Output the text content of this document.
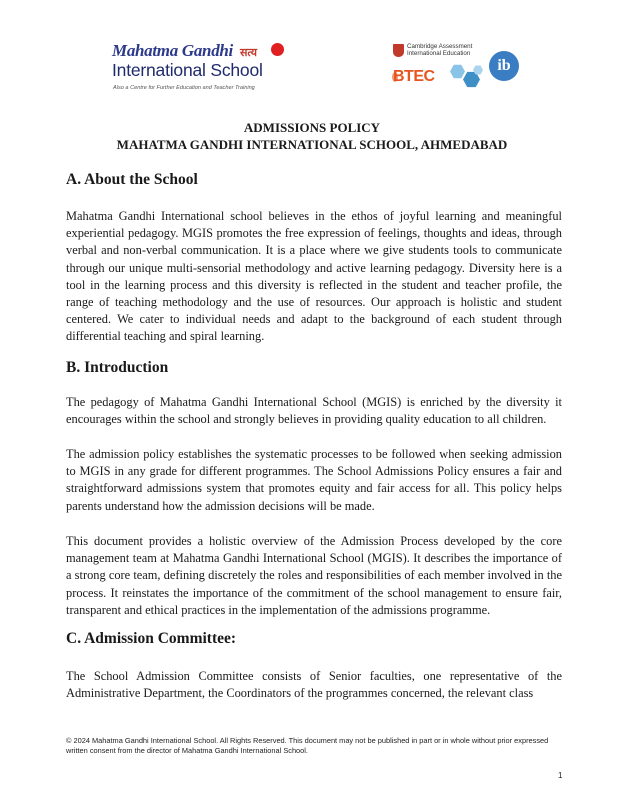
Mahatma Gandhi सत्य
International School
Also a Centre for Further Education and Teacher Training
Cambridge Assessment
International Education
BTEC
ib
ADMISSIONS POLICY
MAHATMA GANDHI INTERNATIONAL SCHOOL, AHMEDABAD
A. About the School

Mahatma Gandhi International school believes in the ethos of joyful learning and meaningful experiential pedagogy. MGIS promotes the free expression of feelings, thoughts and ideas, through verbal and non-verbal communication. It is a place where we give students tools to communicate through our unique multi-sensorial methodology and active learning pedagogy. Diversity here is a tool in the learning process and this diversity is reflected in the student and teacher profile, the range of teaching methodology and the use of resources. Our approach is holistic and student centered. We cater to individual needs and adapt to the background of each student through differential teaching and spiral learning.

B. Introduction

The pedagogy of Mahatma Gandhi International School (MGIS) is enriched by the diversity it encourages within the school and strongly believes in providing quality education to all children.

The admission policy establishes the systematic processes to be followed when seeking admission to MGIS in any grade for different programmes. The School Admissions Policy ensures a fair and straightforward admissions system that promotes equity and fair access for all. This policy helps parents understand how the admission decisions will be made.

This document provides a holistic overview of the Admission Process developed by the core management team at Mahatma Gandhi International School (MGIS). It describes the importance of a strong core team, defining discretely the roles and responsibilities of each member involved in the process. It reinstates the importance of the commitment of the school management to ensure fair, transparent and ethical practices in the implementation of the admissions programme.

C. Admission Committee:

The School Admission Committee consists of Senior faculties, one representative of the Administrative Department, the Coordinators of the programmes concerned, the relevant class

© 2024 Mahatma Gandhi International School. All Rights Reserved. This document may not be published in part or in whole without prior expressed written consent from the director of Mahatma Gandhi International School.
1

★ ★ ★ ★ ★ ★ ★

Challenge: Omit every image. Quote each record exactly.

Answer to the problem:
Output the text content of this document.
Mahatma Gandhi सत्य
International School
Also a Centre for Further Education and Teacher Training
Cambridge Assessment
International Education
BTEC
ib
ADMISSIONS POLICY
MAHATMA GANDHI INTERNATIONAL SCHOOL, AHMEDABAD
A. About the School

Mahatma Gandhi International school believes in the ethos of joyful learning and meaningful experiential pedagogy. MGIS promotes the free expression of feelings, thoughts and ideas, through verbal and non-verbal communication. It is a place where we give students tools to communicate through our unique multi-sensorial methodology and active learning pedagogy. Diversity here is a tool in the learning process and this diversity is reflected in the student and teacher profile, the range of teaching methodology and the use of resources. Our approach is holistic and student centered. We cater to individual needs and adapt to the background of each student through differential teaching and spiral learning.

B. Introduction

The pedagogy of Mahatma Gandhi International School (MGIS) is enriched by the diversity it encourages within the school and strongly believes in providing quality education to all children.

The admission policy establishes the systematic processes to be followed when seeking admission to MGIS in any grade for different programmes. The School Admissions Policy ensures a fair and straightforward admissions system that promotes equity and fair access for all. This policy helps parents understand how the admission decisions will be made.

This document provides a holistic overview of the Admission Process developed by the core management team at Mahatma Gandhi International School (MGIS). It describes the importance of a strong core team, defining discretely the roles and responsibilities of each member involved in the process. It reinstates the importance of the commitment of the school management to ensure fair, transparent and ethical practices in the implementation of the admissions programme.

C. Admission Committee:

The School Admission Committee consists of Senior faculties, one representative of the Administrative Department, the Coordinators of the programmes concerned, the relevant class

© 2024 Mahatma Gandhi International School. All Rights Reserved. This document may not be published in part or in whole without prior expressed written consent from the director of Mahatma Gandhi International School.
1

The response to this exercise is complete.